▶ _What you will do_: Below is a block of records; repeat each one exactly.

▶ _Exercise inputs_:
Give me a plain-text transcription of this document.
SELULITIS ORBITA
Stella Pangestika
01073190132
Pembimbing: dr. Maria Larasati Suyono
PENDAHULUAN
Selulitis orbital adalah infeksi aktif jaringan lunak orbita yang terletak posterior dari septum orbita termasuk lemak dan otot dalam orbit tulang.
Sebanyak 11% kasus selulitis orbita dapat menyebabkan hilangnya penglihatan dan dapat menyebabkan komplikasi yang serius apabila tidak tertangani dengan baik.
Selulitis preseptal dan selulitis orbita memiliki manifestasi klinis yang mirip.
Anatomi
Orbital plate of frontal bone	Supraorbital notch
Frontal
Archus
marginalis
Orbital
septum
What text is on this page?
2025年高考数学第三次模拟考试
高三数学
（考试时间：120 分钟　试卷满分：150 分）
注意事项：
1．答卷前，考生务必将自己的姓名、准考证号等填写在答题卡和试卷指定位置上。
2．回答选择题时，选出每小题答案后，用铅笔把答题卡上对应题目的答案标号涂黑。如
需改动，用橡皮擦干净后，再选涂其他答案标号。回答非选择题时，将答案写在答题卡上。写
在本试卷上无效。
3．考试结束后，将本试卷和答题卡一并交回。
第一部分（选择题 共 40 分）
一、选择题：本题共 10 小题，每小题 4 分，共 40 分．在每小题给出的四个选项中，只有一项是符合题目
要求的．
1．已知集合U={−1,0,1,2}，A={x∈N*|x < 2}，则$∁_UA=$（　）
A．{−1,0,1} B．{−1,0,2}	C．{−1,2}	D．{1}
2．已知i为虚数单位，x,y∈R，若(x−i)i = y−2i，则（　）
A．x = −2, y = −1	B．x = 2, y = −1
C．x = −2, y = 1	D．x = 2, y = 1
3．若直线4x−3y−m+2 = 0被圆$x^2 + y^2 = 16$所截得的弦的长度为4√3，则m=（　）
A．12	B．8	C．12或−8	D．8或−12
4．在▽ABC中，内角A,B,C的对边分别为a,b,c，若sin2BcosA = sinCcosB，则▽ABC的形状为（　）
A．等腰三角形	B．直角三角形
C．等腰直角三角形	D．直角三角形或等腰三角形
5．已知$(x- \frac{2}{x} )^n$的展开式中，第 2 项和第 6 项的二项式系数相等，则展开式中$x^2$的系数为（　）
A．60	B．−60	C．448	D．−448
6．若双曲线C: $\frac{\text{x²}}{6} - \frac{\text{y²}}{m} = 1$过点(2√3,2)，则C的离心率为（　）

▶ _Solved exercise_:
Give me a plain-text transcription of this document.
SELULITIS ORBITA
Stella Pangestika
01073190132
Pembimbing: dr. Maria Larasati Suyono
PENDAHULUAN
Selulitis orbital adalah infeksi aktif jaringan lunak orbita yang terletak posterior dari septum orbita termasuk lemak dan otot dalam orbit tulang.
Sebanyak 11% kasus selulitis orbita dapat menyebabkan hilangnya penglihatan dan dapat menyebabkan komplikasi yang serius apabila tidak tertangani dengan baik.
Selulitis preseptal dan selulitis orbita memiliki manifestasi klinis yang mirip.
Anatomi
Orbital plate of frontal bone	Supraorbital notch
Frontal
Archus
marginalis
Orbital
septum
What text is on this page?
2025年高考数学第三次模拟考试
高三数学
（考试时间：120 分钟　试卷满分：150 分）
注意事项：
1．答卷前，考生务必将自己的姓名、准考证号等填写在答题卡和试卷指定位置上。
2．回答选择题时，选出每小题答案后，用铅笔把答题卡上对应题目的答案标号涂黑。如
需改动，用橡皮擦干净后，再选涂其他答案标号。回答非选择题时，将答案写在答题卡上。写
在本试卷上无效。
3．考试结束后，将本试卷和答题卡一并交回。
第一部分（选择题 共 40 分）
一、选择题：本题共 10 小题，每小题 4 分，共 40 分．在每小题给出的四个选项中，只有一项是符合题目
要求的．
1．已知集合U={−1,0,1,2}，A={x∈N*|x < 2}，则$∁_UA=$（　）
A．{−1,0,1} B．{−1,0,2}	C．{−1,2}	D．{1}
2．已知i为虚数单位，x,y∈R，若(x−i)i = y−2i，则（　）
A．x = −2, y = −1	B．x = 2, y = −1
C．x = −2, y = 1	D．x = 2, y = 1
3．若直线4x−3y−m+2 = 0被圆$x^2 + y^2 = 16$所截得的弦的长度为4√3，则m=（　）
A．12	B．8	C．12或−8	D．8或−12
4．在▽ABC中，内角A,B,C的对边分别为a,b,c，若sin2BcosA = sinCcosB，则▽ABC的形状为（　）
A．等腰三角形	B．直角三角形
C．等腰直角三角形	D．直角三角形或等腰三角形
5．已知$(x- \frac{2}{x} )^n$的展开式中，第 2 项和第 6 项的二项式系数相等，则展开式中$x^2$的系数为（　）
A．60	B．−60	C．448	D．−448
6．若双曲线C: $\frac{\text{x²}}{6} - \frac{\text{y²}}{m} = 1$过点(2√3,2)，则C的离心率为（　）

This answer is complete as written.